*To be done*. Repeat each line word for word.
-- start Given data --
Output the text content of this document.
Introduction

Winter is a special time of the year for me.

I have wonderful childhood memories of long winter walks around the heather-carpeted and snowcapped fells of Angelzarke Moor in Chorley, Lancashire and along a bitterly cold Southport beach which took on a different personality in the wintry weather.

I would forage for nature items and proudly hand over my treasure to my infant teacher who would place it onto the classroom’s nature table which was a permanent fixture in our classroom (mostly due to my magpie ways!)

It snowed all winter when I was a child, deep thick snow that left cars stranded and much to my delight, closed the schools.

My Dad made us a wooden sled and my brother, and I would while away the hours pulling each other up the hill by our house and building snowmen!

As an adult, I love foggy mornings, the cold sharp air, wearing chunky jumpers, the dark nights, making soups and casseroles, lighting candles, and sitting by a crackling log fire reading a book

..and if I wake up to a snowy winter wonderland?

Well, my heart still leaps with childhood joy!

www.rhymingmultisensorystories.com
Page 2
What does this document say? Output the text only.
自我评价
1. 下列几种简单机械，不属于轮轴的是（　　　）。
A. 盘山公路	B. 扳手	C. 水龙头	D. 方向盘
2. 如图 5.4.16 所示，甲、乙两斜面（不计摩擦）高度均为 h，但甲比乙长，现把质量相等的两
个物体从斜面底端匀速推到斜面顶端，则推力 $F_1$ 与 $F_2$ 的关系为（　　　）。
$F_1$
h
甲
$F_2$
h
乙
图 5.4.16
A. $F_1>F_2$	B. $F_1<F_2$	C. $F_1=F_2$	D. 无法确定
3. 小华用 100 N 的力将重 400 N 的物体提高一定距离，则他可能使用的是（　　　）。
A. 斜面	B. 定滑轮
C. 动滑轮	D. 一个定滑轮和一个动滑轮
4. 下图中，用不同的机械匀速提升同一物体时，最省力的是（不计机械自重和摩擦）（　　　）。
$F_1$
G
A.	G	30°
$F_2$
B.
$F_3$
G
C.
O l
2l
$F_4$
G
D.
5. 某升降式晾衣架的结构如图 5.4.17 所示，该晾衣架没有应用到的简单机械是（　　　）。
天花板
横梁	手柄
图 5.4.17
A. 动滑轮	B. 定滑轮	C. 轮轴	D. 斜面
-- end Given data --
*Final result*.
Output the text content of this document.
Introduction

Winter is a special time of the year for me.

I have wonderful childhood memories of long winter walks around the heather-carpeted and snowcapped fells of Angelzarke Moor in Chorley, Lancashire and along a bitterly cold Southport beach which took on a different personality in the wintry weather.

I would forage for nature items and proudly hand over my treasure to my infant teacher who would place it onto the classroom’s nature table which was a permanent fixture in our classroom (mostly due to my magpie ways!)

It snowed all winter when I was a child, deep thick snow that left cars stranded and much to my delight, closed the schools.

My Dad made us a wooden sled and my brother, and I would while away the hours pulling each other up the hill by our house and building snowmen!

As an adult, I love foggy mornings, the cold sharp air, wearing chunky jumpers, the dark nights, making soups and casseroles, lighting candles, and sitting by a crackling log fire reading a book

..and if I wake up to a snowy winter wonderland?

Well, my heart still leaps with childhood joy!

www.rhymingmultisensorystories.com
Page 2
What does this document say? Output the text only.
自我评价
1. 下列几种简单机械，不属于轮轴的是（　　　）。
A. 盘山公路	B. 扳手	C. 水龙头	D. 方向盘
2. 如图 5.4.16 所示，甲、乙两斜面（不计摩擦）高度均为 h，但甲比乙长，现把质量相等的两
个物体从斜面底端匀速推到斜面顶端，则推力 $F_1$ 与 $F_2$ 的关系为（　　　）。
$F_1$
h
甲
$F_2$
h
乙
图 5.4.16
A. $F_1>F_2$	B. $F_1<F_2$	C. $F_1=F_2$	D. 无法确定
3. 小华用 100 N 的力将重 400 N 的物体提高一定距离，则他可能使用的是（　　　）。
A. 斜面	B. 定滑轮
C. 动滑轮	D. 一个定滑轮和一个动滑轮
4. 下图中，用不同的机械匀速提升同一物体时，最省力的是（不计机械自重和摩擦）（　　　）。
$F_1$
G
A.	G	30°
$F_2$
B.
$F_3$
G
C.
O l
2l
$F_4$
G
D.
5. 某升降式晾衣架的结构如图 5.4.17 所示，该晾衣架没有应用到的简单机械是（　　　）。
天花板
横梁	手柄
图 5.4.17
A. 动滑轮	B. 定滑轮	C. 轮轴	D. 斜面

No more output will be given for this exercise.